=== Data supplied ===
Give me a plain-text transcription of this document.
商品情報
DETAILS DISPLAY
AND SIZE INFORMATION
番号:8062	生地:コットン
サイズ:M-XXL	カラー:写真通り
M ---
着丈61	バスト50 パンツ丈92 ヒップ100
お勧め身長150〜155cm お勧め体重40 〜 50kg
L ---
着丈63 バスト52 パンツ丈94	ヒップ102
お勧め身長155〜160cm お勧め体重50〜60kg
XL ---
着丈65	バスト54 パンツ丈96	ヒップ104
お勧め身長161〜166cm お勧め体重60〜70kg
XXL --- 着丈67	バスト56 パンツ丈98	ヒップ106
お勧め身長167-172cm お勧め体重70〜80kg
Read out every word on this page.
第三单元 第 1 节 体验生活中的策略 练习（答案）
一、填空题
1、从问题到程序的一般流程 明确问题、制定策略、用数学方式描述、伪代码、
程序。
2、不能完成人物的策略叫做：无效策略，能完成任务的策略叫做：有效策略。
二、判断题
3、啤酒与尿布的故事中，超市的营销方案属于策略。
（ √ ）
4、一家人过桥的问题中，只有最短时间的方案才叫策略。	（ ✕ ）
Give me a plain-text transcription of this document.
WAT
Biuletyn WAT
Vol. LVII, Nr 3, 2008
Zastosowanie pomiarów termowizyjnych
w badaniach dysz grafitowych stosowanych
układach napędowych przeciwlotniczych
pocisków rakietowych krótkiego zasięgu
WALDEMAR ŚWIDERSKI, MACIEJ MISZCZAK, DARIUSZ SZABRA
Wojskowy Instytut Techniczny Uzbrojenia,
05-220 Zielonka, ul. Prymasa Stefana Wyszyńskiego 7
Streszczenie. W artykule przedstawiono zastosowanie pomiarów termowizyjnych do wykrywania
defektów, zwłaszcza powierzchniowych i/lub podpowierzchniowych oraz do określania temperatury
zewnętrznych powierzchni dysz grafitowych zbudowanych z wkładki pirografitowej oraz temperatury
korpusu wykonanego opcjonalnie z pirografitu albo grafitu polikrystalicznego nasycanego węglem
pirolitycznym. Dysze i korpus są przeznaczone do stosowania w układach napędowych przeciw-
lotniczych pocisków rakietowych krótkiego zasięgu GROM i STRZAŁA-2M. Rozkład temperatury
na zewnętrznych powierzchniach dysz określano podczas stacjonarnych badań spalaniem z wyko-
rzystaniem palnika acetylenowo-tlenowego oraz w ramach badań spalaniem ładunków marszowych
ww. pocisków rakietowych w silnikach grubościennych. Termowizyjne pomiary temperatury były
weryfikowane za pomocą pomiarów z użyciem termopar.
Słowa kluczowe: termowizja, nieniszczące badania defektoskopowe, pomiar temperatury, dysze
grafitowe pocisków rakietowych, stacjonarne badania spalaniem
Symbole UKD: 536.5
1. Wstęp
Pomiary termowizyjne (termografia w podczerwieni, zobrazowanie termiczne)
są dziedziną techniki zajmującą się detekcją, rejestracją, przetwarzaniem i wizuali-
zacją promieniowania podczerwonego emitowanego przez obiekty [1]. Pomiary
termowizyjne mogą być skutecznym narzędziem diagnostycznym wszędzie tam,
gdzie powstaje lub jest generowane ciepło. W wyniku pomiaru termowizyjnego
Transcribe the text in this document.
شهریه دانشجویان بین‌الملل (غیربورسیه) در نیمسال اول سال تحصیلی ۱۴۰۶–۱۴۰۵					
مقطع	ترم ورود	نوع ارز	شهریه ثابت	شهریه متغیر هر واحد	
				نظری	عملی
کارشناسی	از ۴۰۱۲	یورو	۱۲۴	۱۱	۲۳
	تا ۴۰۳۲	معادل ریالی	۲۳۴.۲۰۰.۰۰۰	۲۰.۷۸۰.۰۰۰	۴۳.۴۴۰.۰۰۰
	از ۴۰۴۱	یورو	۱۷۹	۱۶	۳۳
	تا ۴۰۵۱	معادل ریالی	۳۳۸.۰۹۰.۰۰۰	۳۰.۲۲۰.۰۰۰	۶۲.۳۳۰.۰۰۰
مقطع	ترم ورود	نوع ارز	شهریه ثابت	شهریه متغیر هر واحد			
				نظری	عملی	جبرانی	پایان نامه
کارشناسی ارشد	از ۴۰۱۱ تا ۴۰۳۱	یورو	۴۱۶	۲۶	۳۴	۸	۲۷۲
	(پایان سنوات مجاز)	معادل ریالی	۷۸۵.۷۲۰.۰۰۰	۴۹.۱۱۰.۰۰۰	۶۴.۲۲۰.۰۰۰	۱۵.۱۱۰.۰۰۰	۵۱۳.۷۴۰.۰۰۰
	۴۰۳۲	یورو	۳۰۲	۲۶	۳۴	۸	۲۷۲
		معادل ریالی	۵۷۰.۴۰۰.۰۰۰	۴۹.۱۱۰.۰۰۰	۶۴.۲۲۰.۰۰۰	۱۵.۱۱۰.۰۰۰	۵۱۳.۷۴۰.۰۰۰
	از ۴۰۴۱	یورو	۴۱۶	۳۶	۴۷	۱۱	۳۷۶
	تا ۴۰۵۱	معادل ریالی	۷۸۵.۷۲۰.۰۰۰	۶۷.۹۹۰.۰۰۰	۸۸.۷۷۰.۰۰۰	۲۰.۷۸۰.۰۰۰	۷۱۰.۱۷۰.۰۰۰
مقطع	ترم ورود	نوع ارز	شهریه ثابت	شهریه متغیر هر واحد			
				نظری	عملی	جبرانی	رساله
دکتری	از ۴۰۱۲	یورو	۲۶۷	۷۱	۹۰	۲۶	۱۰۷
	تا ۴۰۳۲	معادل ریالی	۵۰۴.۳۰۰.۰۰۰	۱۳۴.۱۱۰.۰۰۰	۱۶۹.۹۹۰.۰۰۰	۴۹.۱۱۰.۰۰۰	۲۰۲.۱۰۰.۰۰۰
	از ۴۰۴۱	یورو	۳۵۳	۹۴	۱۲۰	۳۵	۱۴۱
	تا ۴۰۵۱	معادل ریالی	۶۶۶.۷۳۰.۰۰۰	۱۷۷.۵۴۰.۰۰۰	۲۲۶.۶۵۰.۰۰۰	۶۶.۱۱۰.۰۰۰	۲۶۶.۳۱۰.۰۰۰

=== What is being asked ===
Ascertain the number of lines in the entries that include the word "یورو", and report only that number.

=== Reply ===
7